--- Begin Data entries ---
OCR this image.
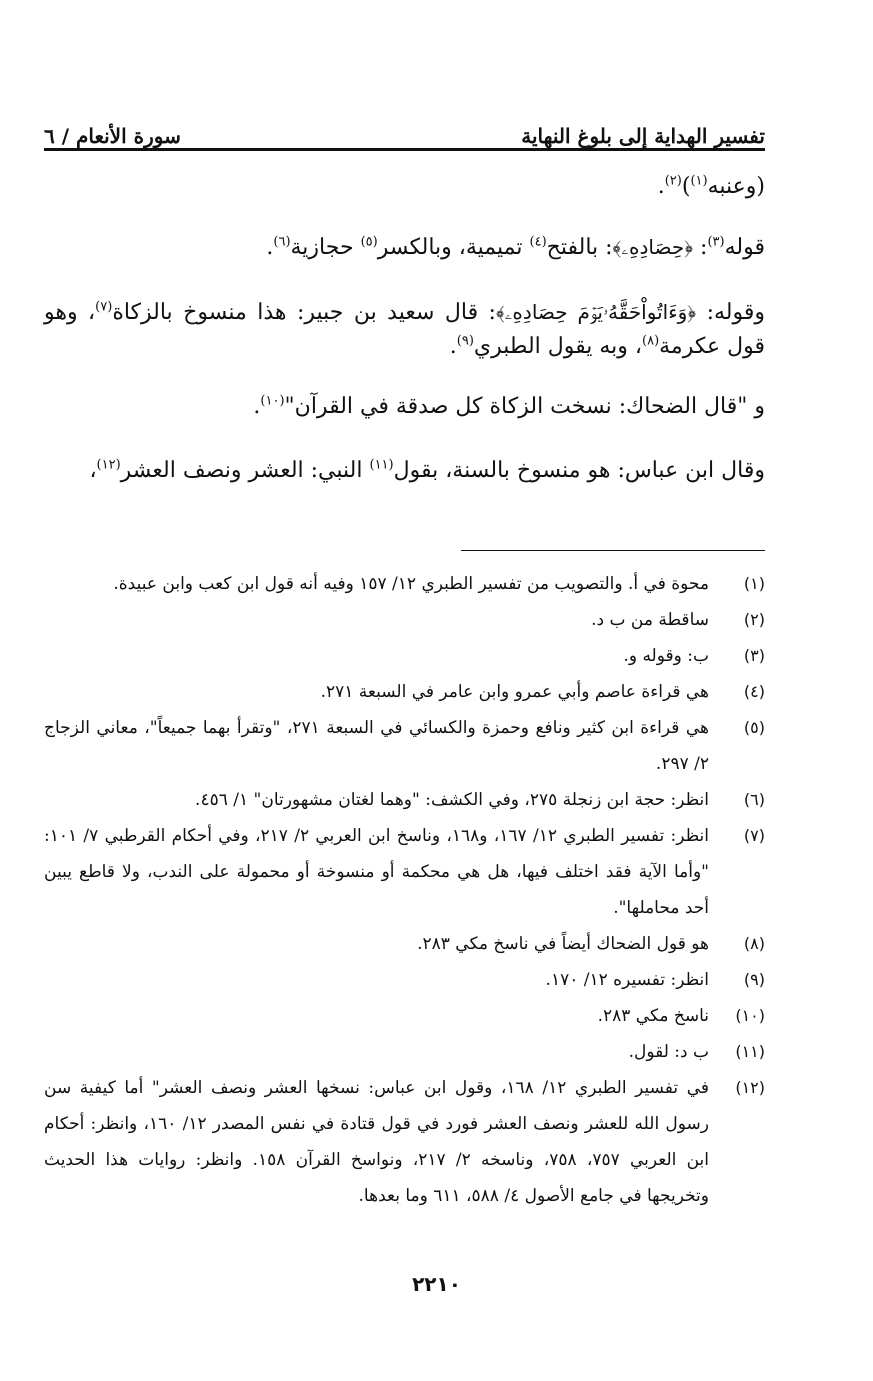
تفسير الهداية إلى بلوغ النهاية
سورة الأنعام / ٦

(وعنبه$^{(١)}$)$^{(٢)}$.

قوله$^{(٣)}$: ﴿حِصَادِهِۦ﴾: بالفتح$^{(٤)}$ تميمية، وبالكسر$^{(٥)}$ حجازية$^{(٦)}$.

وقوله: ﴿وَءَاتُواْحَقَّهُۥيَوۡمَ حِصَادِهِۦ﴾: قال سعيد بن جبير: هذا منسوخ بالزكاة$^{(٧)}$، وهو قول عكرمة$^{(٨)}$، وبه يقول الطبري$^{(٩)}$.

و "قال الضحاك: نسخت الزكاة كل صدقة في القرآن"$^{(١٠)}$.

وقال ابن عباس: هو منسوخ بالسنة، بقول$^{(١١)}$ النبي: العشر ونصف العشر$^{(١٢)}$،

(١)
محوة في أ. والتصويب من تفسير الطبري ١٢/ ١٥٧ وفيه أنه قول ابن كعب وابن عبيدة.
(٢)
ساقطة من ب د.
(٣)
ب: وقوله و.
(٤)
هي قراءة عاصم وأبي عمرو وابن عامر في السبعة ٢٧١.
(٥)
هي قراءة ابن كثير ونافع وحمزة والكسائي في السبعة ٢٧١، "وتقرأ بهما جميعاً"، معاني الزجاج ٢/ ٢٩٧.
(٦)
انظر: حجة ابن زنجلة ٢٧٥، وفي الكشف: "وهما لغتان مشهورتان" ١/ ٤٥٦.
(٧)
انظر: تفسير الطبري ١٢/ ١٦٧، و١٦٨، وناسخ ابن العربي ٢/ ٢١٧، وفي أحكام القرطبي ٧/ ١٠١: "وأما الآية فقد اختلف فيها، هل هي محكمة أو منسوخة أو محمولة على الندب، ولا قاطع يبين أحد محاملها".
(٨)
هو قول الضحاك أيضاً في ناسخ مكي ٢٨٣.
(٩)
انظر: تفسيره ١٢/ ١٧٠.
(١٠)
ناسخ مكي ٢٨٣.
(١١)
ب د: لقول.
(١٢)
في تفسير الطبري ١٢/ ١٦٨، وقول ابن عباس: نسخها العشر ونصف العشر" أما كيفية سن رسول الله للعشر ونصف العشر فورد في قول قتادة في نفس المصدر ١٢/ ١٦٠، وانظر: أحكام ابن العربي ٧٥٧، ٧٥٨، وناسخه ٢/ ٢١٧، ونواسخ القرآن ١٥٨. وانظر: روايات هذا الحديث وتخريجها في جامع الأصول ٤/ ٥٨٨، ٦١١ وما بعدها.
٢٢١٠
--- End Data entries ---
→ **Given exercise**
Pick out every line above that holds the word "العشر" and copy it.

→ **Solution**
وقال ابن عباس: هو منسوخ بالسنة، بقول$^{(١١)}$ النبي: العشر ونصف العشر$^{(١٢)}$،
في تفسير الطبري ١٢/ ١٦٨، وقول ابن عباس: نسخها العشر ونصف العشر" أما كيفية سن رسول الله للعشر ونصف العشر فورد في قول قتادة في نفس المصدر ١٢/ ١٦٠، وانظر: أحكام ابن العربي ٧٥٧، ٧٥٨، وناسخه ٢/ ٢١٧، ونواسخ القرآن ١٥٨. وانظر: روايات هذا الحديث وتخريجها في جامع الأصول ٤/ ٥٨٨، ٦١١ وما بعدها.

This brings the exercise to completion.